┏━━

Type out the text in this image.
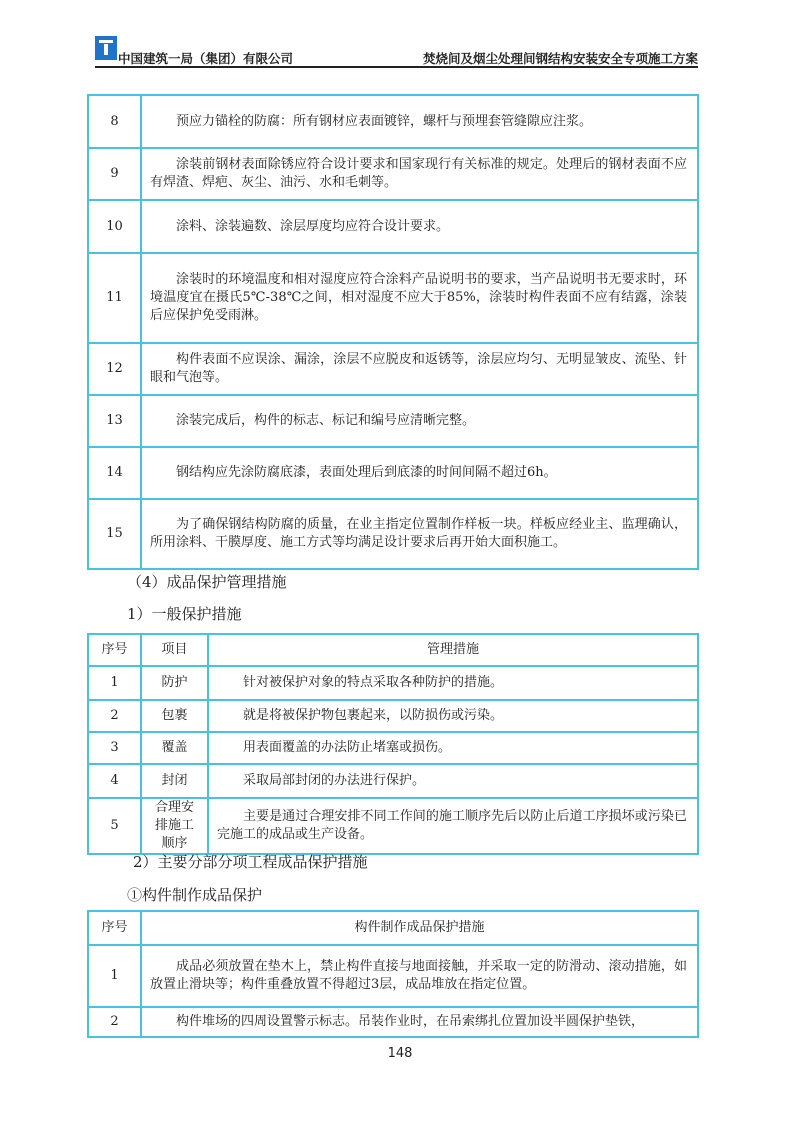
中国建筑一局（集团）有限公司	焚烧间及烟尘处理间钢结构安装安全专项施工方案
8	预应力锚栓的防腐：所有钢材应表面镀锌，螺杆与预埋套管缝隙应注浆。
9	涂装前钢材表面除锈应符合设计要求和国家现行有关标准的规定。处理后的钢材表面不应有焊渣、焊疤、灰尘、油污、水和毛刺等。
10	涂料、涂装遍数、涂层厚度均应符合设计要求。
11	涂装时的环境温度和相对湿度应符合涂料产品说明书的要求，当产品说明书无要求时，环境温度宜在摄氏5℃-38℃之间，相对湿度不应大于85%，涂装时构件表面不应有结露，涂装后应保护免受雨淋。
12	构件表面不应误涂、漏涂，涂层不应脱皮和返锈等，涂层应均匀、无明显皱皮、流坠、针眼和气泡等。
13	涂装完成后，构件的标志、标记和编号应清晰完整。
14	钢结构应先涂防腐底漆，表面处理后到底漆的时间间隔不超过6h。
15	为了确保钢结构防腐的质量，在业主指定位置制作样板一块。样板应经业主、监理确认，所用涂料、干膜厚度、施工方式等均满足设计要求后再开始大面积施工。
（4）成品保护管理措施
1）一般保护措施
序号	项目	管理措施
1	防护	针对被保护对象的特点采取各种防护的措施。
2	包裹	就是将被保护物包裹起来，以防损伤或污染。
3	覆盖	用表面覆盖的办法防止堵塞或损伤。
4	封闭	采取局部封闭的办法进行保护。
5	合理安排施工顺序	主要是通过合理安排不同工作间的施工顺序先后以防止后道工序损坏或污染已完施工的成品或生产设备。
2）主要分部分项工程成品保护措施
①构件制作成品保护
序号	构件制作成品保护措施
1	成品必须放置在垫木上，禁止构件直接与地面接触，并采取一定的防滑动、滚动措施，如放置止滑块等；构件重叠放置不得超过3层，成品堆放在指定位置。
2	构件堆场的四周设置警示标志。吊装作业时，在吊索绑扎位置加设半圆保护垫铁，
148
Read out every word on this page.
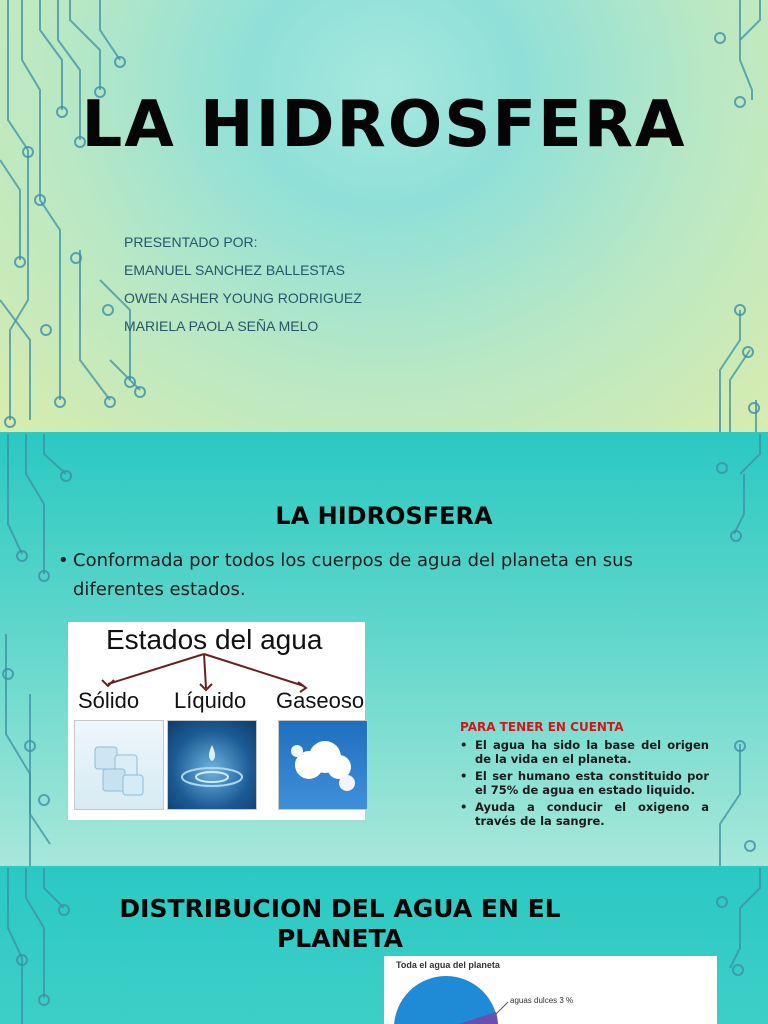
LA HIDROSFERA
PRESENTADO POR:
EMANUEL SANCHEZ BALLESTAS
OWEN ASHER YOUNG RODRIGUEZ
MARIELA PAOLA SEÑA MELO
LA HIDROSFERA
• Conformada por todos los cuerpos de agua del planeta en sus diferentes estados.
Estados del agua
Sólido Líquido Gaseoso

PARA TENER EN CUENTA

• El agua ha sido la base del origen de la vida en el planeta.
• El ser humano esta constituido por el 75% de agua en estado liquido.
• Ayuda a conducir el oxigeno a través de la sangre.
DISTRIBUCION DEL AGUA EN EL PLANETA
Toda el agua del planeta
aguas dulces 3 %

┗━━
┏━━

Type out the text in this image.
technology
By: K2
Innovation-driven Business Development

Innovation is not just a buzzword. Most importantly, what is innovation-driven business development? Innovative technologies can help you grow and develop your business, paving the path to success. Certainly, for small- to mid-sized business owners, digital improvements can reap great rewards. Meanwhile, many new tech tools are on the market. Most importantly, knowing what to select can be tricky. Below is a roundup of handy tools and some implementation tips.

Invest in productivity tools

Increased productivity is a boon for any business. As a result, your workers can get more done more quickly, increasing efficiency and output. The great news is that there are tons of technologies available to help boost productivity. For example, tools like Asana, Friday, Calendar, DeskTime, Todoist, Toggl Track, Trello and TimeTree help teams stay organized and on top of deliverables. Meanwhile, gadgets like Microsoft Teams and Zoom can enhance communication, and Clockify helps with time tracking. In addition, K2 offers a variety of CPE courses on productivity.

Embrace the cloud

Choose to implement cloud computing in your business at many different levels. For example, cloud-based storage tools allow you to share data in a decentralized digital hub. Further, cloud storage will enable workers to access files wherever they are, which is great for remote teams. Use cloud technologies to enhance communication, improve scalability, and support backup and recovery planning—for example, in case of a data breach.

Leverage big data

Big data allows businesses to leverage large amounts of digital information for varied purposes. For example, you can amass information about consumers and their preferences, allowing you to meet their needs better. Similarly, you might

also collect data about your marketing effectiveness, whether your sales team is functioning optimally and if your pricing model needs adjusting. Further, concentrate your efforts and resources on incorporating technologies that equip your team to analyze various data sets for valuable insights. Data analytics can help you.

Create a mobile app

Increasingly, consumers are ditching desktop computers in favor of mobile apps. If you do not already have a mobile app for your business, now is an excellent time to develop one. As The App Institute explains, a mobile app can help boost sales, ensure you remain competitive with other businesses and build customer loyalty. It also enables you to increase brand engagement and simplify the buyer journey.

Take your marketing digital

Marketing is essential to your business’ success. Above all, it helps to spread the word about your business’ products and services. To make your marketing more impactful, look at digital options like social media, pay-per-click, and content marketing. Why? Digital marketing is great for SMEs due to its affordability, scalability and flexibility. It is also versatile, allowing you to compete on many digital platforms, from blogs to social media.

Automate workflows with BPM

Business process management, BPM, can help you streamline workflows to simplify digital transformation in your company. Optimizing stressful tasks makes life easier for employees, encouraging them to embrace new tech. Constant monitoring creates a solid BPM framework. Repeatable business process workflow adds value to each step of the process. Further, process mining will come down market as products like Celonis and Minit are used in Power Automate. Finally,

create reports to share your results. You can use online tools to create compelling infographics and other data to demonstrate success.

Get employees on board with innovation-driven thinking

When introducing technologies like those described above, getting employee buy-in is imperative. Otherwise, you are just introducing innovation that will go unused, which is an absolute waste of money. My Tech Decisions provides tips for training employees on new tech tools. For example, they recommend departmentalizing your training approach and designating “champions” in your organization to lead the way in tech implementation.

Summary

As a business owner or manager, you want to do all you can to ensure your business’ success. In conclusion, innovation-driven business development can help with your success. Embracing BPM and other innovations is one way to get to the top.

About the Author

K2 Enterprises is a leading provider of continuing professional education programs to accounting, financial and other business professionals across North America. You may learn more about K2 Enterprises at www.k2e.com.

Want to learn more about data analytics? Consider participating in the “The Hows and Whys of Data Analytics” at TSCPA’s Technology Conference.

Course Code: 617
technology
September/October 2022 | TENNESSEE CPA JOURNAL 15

┗━━
┏━━

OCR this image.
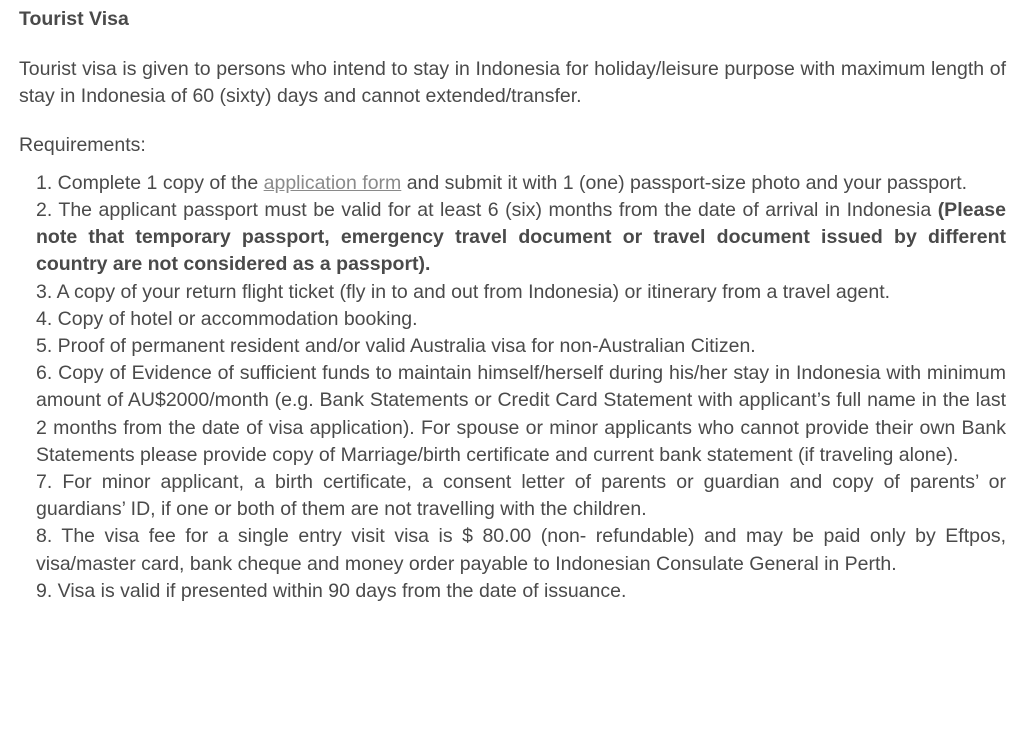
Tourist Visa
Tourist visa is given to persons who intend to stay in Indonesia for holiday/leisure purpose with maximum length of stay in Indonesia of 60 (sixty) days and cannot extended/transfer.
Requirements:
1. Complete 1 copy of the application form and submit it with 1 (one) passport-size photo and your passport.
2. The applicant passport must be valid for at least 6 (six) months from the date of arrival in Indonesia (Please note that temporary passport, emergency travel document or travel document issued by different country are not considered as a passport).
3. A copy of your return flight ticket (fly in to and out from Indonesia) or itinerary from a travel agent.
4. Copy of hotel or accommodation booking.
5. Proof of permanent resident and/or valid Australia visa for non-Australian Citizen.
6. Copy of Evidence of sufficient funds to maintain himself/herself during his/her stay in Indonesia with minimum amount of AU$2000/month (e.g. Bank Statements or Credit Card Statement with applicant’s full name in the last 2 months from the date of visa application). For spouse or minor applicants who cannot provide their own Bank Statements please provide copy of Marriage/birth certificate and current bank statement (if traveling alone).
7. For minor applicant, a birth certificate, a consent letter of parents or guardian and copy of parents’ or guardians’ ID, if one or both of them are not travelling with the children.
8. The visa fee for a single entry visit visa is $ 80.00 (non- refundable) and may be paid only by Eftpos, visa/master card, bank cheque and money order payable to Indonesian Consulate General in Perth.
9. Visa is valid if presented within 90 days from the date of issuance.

┗━━

:: Exercise objective ::
Your task is to pick out every line with the string "Tourist" and copy it.

:: The output ::
Tourist Visa
Tourist visa is given to persons who intend to stay in Indonesia for holiday/leisure purpose with maximum length of stay in Indonesia of 60 (sixty) days and cannot extended/transfer.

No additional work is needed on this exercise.